Records to use:
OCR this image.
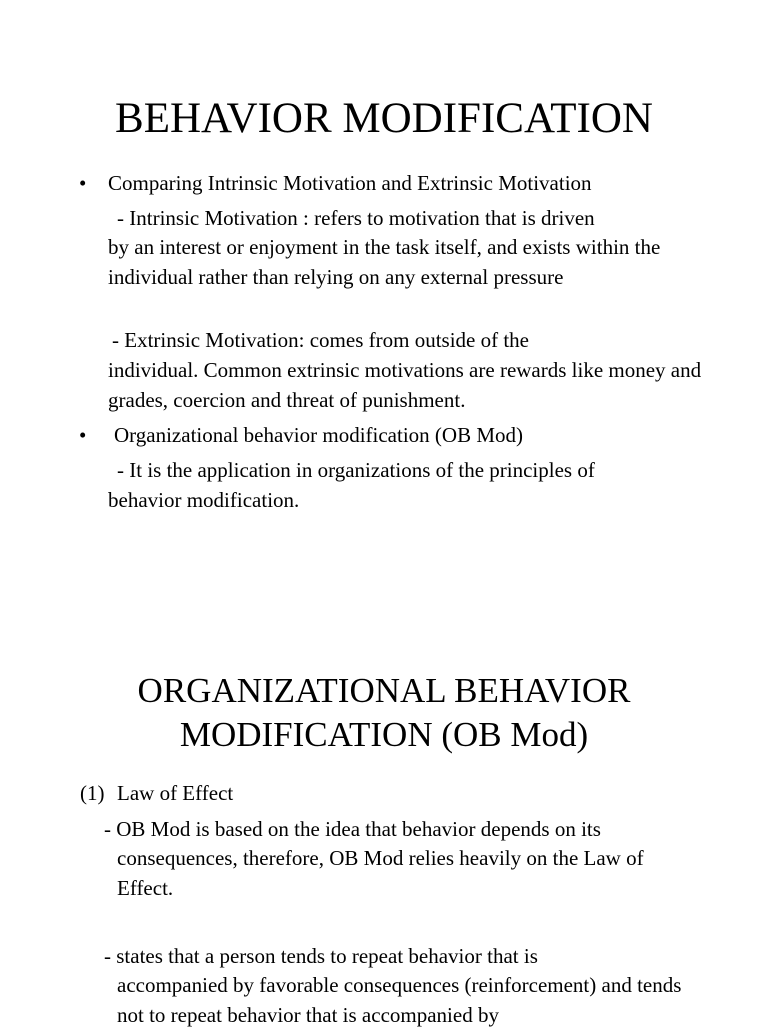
BEHAVIOR MODIFICATION
• Comparing Intrinsic Motivation and Extrinsic Motivation

- Intrinsic Motivation : refers to motivation that is driven

by an interest or enjoyment in the task itself, and exists within the individual rather than relying on any external pressure

- Extrinsic Motivation: comes from outside of the

individual. Common extrinsic motivations are rewards like money and grades, coercion and threat of punishment.

• Organizational behavior modification (OB Mod)

- It is the application in organizations of the principles of

behavior modification.

ORGANIZATIONAL BEHAVIOR
MODIFICATION (OB Mod)
(1) Law of Effect

- OB Mod is based on the idea that behavior depends on its

consequences, therefore, OB Mod relies heavily on the Law of Effect.

- states that a person tends to repeat behavior that is

accompanied by favorable consequences (reinforcement) and tends not to repeat behavior that is accompanied by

Short task:
Omit the pictures and give the material again, exactly and in full.

Response below:
OCR this image.
BEHAVIOR MODIFICATION
• Comparing Intrinsic Motivation and Extrinsic Motivation

- Intrinsic Motivation : refers to motivation that is driven

by an interest or enjoyment in the task itself, and exists within the individual rather than relying on any external pressure

- Extrinsic Motivation: comes from outside of the

individual. Common extrinsic motivations are rewards like money and grades, coercion and threat of punishment.

• Organizational behavior modification (OB Mod)

- It is the application in organizations of the principles of

behavior modification.

ORGANIZATIONAL BEHAVIOR
MODIFICATION (OB Mod)
(1) Law of Effect

- OB Mod is based on the idea that behavior depends on its

consequences, therefore, OB Mod relies heavily on the Law of Effect.

- states that a person tends to repeat behavior that is

accompanied by favorable consequences (reinforcement) and tends not to repeat behavior that is accompanied by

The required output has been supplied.